>> start
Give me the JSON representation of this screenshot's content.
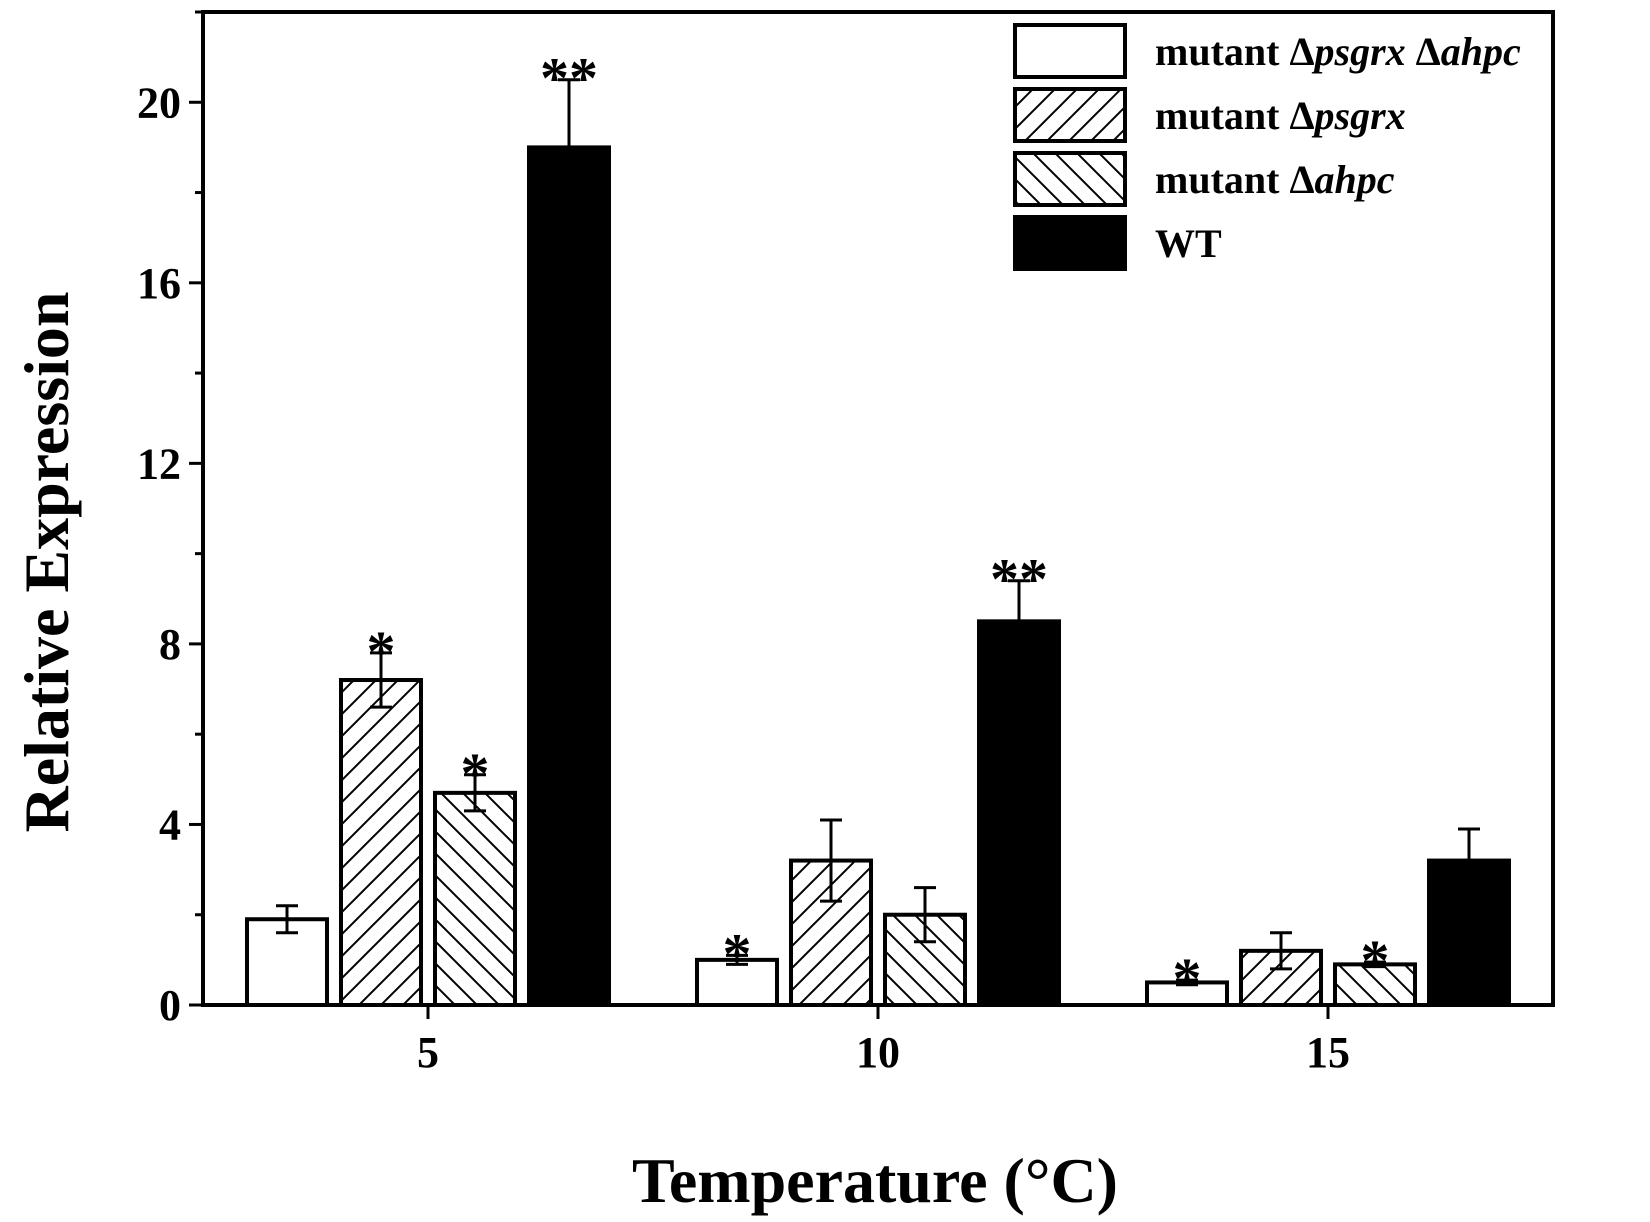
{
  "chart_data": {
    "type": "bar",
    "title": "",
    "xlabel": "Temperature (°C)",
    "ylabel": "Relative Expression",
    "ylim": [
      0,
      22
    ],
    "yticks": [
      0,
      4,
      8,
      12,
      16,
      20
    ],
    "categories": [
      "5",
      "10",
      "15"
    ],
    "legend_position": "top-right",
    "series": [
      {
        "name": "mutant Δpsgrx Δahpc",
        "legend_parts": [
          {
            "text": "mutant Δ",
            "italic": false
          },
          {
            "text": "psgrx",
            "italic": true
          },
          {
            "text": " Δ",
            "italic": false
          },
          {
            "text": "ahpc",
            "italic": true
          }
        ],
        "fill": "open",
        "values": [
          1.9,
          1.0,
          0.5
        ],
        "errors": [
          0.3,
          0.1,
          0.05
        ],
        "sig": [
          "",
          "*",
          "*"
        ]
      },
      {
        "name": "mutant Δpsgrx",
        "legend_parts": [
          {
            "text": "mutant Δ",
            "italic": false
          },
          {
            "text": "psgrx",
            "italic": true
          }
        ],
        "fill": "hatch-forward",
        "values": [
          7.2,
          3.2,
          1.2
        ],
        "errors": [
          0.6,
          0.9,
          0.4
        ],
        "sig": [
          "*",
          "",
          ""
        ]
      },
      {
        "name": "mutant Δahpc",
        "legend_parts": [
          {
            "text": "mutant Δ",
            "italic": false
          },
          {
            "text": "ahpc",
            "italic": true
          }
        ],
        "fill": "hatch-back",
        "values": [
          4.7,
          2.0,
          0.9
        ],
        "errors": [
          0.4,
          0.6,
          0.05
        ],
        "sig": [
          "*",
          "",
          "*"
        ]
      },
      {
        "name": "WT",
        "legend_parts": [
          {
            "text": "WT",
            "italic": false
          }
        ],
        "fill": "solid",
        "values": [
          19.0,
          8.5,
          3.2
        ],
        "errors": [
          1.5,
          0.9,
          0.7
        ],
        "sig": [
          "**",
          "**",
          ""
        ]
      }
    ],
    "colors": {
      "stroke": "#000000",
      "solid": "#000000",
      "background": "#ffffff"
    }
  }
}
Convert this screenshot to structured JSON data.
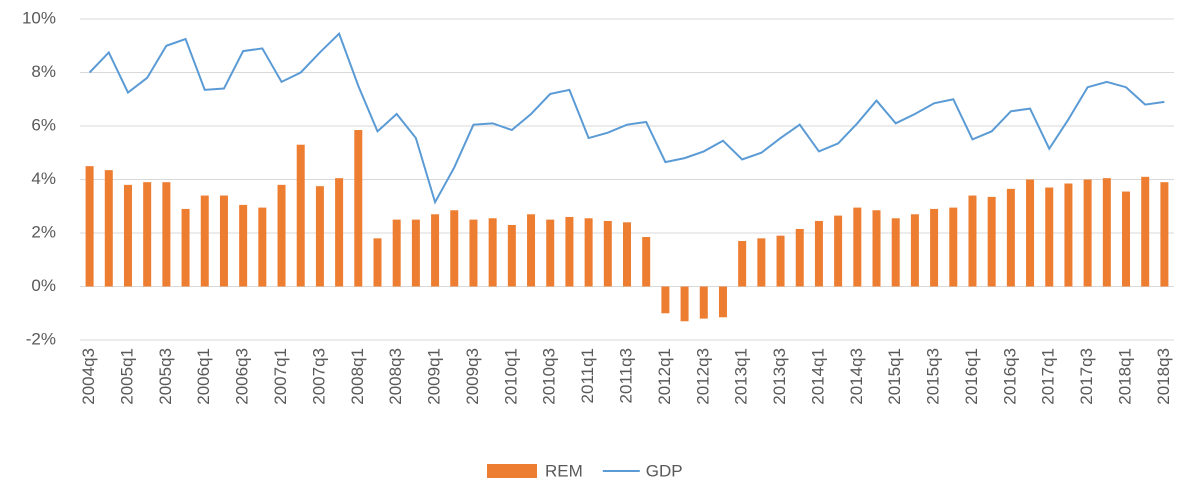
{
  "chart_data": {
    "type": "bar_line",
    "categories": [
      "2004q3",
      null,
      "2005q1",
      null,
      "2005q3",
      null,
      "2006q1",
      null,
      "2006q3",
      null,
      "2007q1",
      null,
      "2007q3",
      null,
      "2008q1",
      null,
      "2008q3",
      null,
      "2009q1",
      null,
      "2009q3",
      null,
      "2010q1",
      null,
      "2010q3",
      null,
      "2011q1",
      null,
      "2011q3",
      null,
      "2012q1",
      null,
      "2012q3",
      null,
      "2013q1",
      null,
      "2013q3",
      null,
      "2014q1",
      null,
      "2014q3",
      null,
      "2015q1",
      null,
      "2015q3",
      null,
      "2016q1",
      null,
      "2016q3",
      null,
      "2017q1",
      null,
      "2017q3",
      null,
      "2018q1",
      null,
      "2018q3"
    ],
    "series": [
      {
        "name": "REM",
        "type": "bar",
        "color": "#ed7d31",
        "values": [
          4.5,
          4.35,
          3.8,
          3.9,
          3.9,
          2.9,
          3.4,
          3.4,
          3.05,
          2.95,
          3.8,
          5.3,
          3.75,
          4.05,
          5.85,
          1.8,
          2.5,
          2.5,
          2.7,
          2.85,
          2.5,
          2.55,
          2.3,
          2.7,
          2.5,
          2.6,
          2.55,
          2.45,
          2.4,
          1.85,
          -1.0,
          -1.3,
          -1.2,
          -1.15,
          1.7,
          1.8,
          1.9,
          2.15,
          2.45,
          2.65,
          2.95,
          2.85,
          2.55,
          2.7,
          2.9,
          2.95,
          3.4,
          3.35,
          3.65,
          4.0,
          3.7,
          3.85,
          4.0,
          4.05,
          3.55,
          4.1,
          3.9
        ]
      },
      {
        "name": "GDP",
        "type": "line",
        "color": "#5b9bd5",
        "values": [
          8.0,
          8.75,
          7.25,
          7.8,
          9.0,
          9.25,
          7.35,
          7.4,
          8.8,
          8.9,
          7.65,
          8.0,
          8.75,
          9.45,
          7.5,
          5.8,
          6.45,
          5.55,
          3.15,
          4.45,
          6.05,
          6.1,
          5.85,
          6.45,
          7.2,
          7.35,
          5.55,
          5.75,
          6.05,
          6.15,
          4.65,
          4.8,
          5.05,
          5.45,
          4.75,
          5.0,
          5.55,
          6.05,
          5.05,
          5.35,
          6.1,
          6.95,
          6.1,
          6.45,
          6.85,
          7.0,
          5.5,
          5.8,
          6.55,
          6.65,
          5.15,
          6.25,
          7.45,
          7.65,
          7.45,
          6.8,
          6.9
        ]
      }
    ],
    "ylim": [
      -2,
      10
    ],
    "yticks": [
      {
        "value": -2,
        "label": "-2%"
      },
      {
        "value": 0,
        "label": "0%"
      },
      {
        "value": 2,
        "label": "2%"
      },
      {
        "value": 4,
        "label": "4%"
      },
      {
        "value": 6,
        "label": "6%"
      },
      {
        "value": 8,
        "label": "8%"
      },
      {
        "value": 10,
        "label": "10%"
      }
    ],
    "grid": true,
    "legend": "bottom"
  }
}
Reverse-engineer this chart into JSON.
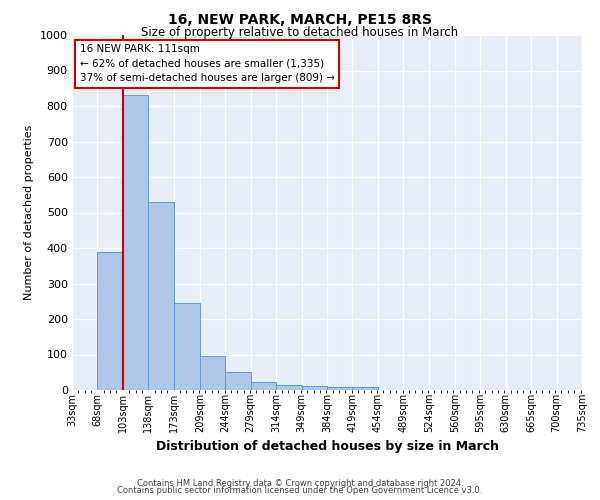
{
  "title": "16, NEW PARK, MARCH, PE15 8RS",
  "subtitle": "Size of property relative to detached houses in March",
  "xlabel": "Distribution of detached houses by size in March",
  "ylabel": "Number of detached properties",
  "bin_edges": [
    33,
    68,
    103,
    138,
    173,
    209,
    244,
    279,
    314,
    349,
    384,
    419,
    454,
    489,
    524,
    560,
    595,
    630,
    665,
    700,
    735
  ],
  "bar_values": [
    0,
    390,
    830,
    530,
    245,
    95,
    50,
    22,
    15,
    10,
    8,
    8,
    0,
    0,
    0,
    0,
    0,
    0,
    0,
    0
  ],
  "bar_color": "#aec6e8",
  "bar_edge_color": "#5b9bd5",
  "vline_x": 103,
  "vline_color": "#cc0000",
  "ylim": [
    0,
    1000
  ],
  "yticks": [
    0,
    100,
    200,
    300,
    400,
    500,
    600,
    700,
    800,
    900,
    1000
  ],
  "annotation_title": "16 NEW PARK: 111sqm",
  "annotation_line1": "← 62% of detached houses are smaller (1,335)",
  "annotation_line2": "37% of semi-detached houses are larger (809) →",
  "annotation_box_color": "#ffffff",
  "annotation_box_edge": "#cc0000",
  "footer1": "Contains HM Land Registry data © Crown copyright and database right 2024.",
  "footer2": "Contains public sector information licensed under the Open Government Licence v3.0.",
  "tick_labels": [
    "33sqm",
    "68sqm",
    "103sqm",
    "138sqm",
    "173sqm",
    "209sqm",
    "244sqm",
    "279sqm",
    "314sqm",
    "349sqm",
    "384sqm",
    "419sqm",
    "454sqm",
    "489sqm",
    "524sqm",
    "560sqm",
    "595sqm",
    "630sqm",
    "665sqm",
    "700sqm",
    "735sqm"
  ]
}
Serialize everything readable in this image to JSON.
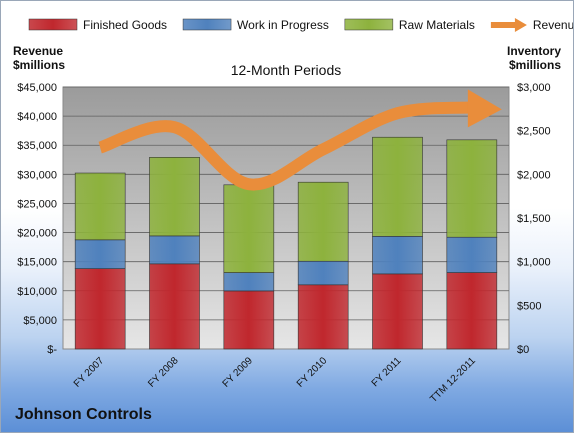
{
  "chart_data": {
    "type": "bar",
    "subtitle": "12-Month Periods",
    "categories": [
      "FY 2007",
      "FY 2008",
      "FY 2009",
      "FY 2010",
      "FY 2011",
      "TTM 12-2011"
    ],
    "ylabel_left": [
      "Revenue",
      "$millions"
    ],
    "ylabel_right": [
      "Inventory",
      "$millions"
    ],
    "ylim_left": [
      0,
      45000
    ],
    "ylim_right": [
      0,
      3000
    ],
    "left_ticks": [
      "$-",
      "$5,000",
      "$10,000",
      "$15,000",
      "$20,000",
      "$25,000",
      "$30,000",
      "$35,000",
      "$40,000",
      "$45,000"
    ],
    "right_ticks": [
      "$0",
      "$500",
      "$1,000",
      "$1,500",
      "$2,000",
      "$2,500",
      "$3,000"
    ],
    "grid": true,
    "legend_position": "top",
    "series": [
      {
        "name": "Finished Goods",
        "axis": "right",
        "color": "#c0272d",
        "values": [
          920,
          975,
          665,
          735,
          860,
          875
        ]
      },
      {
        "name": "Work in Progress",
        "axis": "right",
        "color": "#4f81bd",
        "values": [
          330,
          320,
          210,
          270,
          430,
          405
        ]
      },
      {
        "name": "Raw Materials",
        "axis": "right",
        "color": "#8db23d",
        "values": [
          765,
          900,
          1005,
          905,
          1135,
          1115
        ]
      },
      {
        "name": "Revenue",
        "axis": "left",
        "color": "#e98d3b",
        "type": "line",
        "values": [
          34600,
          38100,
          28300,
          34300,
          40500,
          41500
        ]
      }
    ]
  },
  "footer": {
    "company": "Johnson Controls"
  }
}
>> end
EXERCISE PROMPT: Search the data above for the word "Δpsgrx", then gather each line in which it appears.

SOLUTION:
        "name": "mutant Δpsgrx Δahpc",
        "name": "mutant Δpsgrx",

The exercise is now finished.